■ Task to complete ■
Copy out all of the material, matching it word for word.

>> begin Record excerpts

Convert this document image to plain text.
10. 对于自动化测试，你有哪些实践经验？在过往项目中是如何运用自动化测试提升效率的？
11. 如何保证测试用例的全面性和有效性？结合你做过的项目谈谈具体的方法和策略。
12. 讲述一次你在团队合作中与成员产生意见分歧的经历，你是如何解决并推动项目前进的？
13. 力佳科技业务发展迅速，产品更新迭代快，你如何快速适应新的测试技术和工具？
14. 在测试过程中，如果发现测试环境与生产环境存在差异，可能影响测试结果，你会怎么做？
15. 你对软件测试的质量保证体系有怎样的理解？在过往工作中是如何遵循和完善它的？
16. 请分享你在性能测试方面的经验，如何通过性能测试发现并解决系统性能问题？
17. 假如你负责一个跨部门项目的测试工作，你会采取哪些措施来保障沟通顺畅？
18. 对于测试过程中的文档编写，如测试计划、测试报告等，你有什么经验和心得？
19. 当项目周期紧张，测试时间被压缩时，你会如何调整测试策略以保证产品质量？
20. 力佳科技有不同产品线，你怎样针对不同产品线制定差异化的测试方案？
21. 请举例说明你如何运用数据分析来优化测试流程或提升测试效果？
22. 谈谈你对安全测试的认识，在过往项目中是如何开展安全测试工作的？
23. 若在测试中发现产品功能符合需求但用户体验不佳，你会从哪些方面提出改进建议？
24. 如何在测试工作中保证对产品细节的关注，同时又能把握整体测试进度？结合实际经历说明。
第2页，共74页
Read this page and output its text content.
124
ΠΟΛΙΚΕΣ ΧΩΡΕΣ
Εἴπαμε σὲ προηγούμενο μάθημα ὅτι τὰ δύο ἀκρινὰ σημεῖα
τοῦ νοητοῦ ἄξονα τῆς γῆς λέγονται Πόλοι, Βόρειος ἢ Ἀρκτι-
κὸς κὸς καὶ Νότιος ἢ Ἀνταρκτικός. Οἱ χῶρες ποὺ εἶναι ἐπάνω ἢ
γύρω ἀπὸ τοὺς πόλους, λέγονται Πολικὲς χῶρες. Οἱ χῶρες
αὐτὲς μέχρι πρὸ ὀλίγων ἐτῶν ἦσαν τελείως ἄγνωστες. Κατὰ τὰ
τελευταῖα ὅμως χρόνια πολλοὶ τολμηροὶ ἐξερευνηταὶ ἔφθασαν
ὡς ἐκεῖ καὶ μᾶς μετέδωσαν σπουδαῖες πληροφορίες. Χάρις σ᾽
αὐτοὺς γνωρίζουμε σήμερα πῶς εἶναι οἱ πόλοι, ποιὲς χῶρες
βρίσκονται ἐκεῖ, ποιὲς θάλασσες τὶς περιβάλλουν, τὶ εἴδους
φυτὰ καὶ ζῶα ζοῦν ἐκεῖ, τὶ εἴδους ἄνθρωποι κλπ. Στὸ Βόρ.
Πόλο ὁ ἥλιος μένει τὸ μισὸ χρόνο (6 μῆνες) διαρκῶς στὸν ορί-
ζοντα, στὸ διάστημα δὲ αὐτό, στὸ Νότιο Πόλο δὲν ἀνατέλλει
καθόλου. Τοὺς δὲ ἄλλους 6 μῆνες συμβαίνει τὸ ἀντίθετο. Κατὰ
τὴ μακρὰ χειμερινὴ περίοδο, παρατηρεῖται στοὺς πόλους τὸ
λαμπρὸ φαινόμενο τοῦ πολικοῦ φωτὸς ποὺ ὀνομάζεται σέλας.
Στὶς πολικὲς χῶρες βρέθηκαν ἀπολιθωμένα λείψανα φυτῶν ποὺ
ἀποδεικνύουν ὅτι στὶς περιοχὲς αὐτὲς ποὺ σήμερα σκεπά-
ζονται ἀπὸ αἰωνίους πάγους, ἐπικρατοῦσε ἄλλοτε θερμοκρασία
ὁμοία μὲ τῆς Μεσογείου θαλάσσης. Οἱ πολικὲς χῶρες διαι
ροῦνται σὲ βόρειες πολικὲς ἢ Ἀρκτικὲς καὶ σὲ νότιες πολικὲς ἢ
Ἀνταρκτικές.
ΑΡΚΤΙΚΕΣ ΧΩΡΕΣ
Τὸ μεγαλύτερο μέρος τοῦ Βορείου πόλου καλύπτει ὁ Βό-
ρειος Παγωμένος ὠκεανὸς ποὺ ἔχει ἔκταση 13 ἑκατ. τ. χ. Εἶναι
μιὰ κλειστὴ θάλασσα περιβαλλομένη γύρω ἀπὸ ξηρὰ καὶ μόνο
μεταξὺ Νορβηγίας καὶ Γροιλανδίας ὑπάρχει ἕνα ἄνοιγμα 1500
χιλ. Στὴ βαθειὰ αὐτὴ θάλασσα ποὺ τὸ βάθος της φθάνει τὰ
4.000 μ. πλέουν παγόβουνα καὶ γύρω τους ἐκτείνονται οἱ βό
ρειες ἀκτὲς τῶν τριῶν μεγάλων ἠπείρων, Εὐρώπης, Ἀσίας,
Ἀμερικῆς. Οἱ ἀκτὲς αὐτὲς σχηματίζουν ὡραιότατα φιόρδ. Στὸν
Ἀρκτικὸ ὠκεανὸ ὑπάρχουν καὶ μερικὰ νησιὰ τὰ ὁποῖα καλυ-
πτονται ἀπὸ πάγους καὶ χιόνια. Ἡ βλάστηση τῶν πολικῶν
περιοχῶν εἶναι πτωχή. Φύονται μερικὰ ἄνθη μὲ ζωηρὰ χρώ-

>> end Record excerpts

■ Exercise solution ■
Convert this document image to plain text.
10. 对于自动化测试，你有哪些实践经验？在过往项目中是如何运用自动化测试提升效率的？
11. 如何保证测试用例的全面性和有效性？结合你做过的项目谈谈具体的方法和策略。
12. 讲述一次你在团队合作中与成员产生意见分歧的经历，你是如何解决并推动项目前进的？
13. 力佳科技业务发展迅速，产品更新迭代快，你如何快速适应新的测试技术和工具？
14. 在测试过程中，如果发现测试环境与生产环境存在差异，可能影响测试结果，你会怎么做？
15. 你对软件测试的质量保证体系有怎样的理解？在过往工作中是如何遵循和完善它的？
16. 请分享你在性能测试方面的经验，如何通过性能测试发现并解决系统性能问题？
17. 假如你负责一个跨部门项目的测试工作，你会采取哪些措施来保障沟通顺畅？
18. 对于测试过程中的文档编写，如测试计划、测试报告等，你有什么经验和心得？
19. 当项目周期紧张，测试时间被压缩时，你会如何调整测试策略以保证产品质量？
20. 力佳科技有不同产品线，你怎样针对不同产品线制定差异化的测试方案？
21. 请举例说明你如何运用数据分析来优化测试流程或提升测试效果？
22. 谈谈你对安全测试的认识，在过往项目中是如何开展安全测试工作的？
23. 若在测试中发现产品功能符合需求但用户体验不佳，你会从哪些方面提出改进建议？
24. 如何在测试工作中保证对产品细节的关注，同时又能把握整体测试进度？结合实际经历说明。
第2页，共74页
Read this page and output its text content.
124
ΠΟΛΙΚΕΣ ΧΩΡΕΣ
Εἴπαμε σὲ προηγούμενο μάθημα ὅτι τὰ δύο ἀκρινὰ σημεῖα
τοῦ νοητοῦ ἄξονα τῆς γῆς λέγονται Πόλοι, Βόρειος ἢ Ἀρκτι-
κὸς κὸς καὶ Νότιος ἢ Ἀνταρκτικός. Οἱ χῶρες ποὺ εἶναι ἐπάνω ἢ
γύρω ἀπὸ τοὺς πόλους, λέγονται Πολικὲς χῶρες. Οἱ χῶρες
αὐτὲς μέχρι πρὸ ὀλίγων ἐτῶν ἦσαν τελείως ἄγνωστες. Κατὰ τὰ
τελευταῖα ὅμως χρόνια πολλοὶ τολμηροὶ ἐξερευνηταὶ ἔφθασαν
ὡς ἐκεῖ καὶ μᾶς μετέδωσαν σπουδαῖες πληροφορίες. Χάρις σ᾽
αὐτοὺς γνωρίζουμε σήμερα πῶς εἶναι οἱ πόλοι, ποιὲς χῶρες
βρίσκονται ἐκεῖ, ποιὲς θάλασσες τὶς περιβάλλουν, τὶ εἴδους
φυτὰ καὶ ζῶα ζοῦν ἐκεῖ, τὶ εἴδους ἄνθρωποι κλπ. Στὸ Βόρ.
Πόλο ὁ ἥλιος μένει τὸ μισὸ χρόνο (6 μῆνες) διαρκῶς στὸν ορί-
ζοντα, στὸ διάστημα δὲ αὐτό, στὸ Νότιο Πόλο δὲν ἀνατέλλει
καθόλου. Τοὺς δὲ ἄλλους 6 μῆνες συμβαίνει τὸ ἀντίθετο. Κατὰ
τὴ μακρὰ χειμερινὴ περίοδο, παρατηρεῖται στοὺς πόλους τὸ
λαμπρὸ φαινόμενο τοῦ πολικοῦ φωτὸς ποὺ ὀνομάζεται σέλας.
Στὶς πολικὲς χῶρες βρέθηκαν ἀπολιθωμένα λείψανα φυτῶν ποὺ
ἀποδεικνύουν ὅτι στὶς περιοχὲς αὐτὲς ποὺ σήμερα σκεπά-
ζονται ἀπὸ αἰωνίους πάγους, ἐπικρατοῦσε ἄλλοτε θερμοκρασία
ὁμοία μὲ τῆς Μεσογείου θαλάσσης. Οἱ πολικὲς χῶρες διαι
ροῦνται σὲ βόρειες πολικὲς ἢ Ἀρκτικὲς καὶ σὲ νότιες πολικὲς ἢ
Ἀνταρκτικές.
ΑΡΚΤΙΚΕΣ ΧΩΡΕΣ
Τὸ μεγαλύτερο μέρος τοῦ Βορείου πόλου καλύπτει ὁ Βό-
ρειος Παγωμένος ὠκεανὸς ποὺ ἔχει ἔκταση 13 ἑκατ. τ. χ. Εἶναι
μιὰ κλειστὴ θάλασσα περιβαλλομένη γύρω ἀπὸ ξηρὰ καὶ μόνο
μεταξὺ Νορβηγίας καὶ Γροιλανδίας ὑπάρχει ἕνα ἄνοιγμα 1500
χιλ. Στὴ βαθειὰ αὐτὴ θάλασσα ποὺ τὸ βάθος της φθάνει τὰ
4.000 μ. πλέουν παγόβουνα καὶ γύρω τους ἐκτείνονται οἱ βό
ρειες ἀκτὲς τῶν τριῶν μεγάλων ἠπείρων, Εὐρώπης, Ἀσίας,
Ἀμερικῆς. Οἱ ἀκτὲς αὐτὲς σχηματίζουν ὡραιότατα φιόρδ. Στὸν
Ἀρκτικὸ ὠκεανὸ ὑπάρχουν καὶ μερικὰ νησιὰ τὰ ὁποῖα καλυ-
πτονται ἀπὸ πάγους καὶ χιόνια. Ἡ βλάστηση τῶν πολικῶν
περιοχῶν εἶναι πτωχή. Φύονται μερικὰ ἄνθη μὲ ζωηρὰ χρώ-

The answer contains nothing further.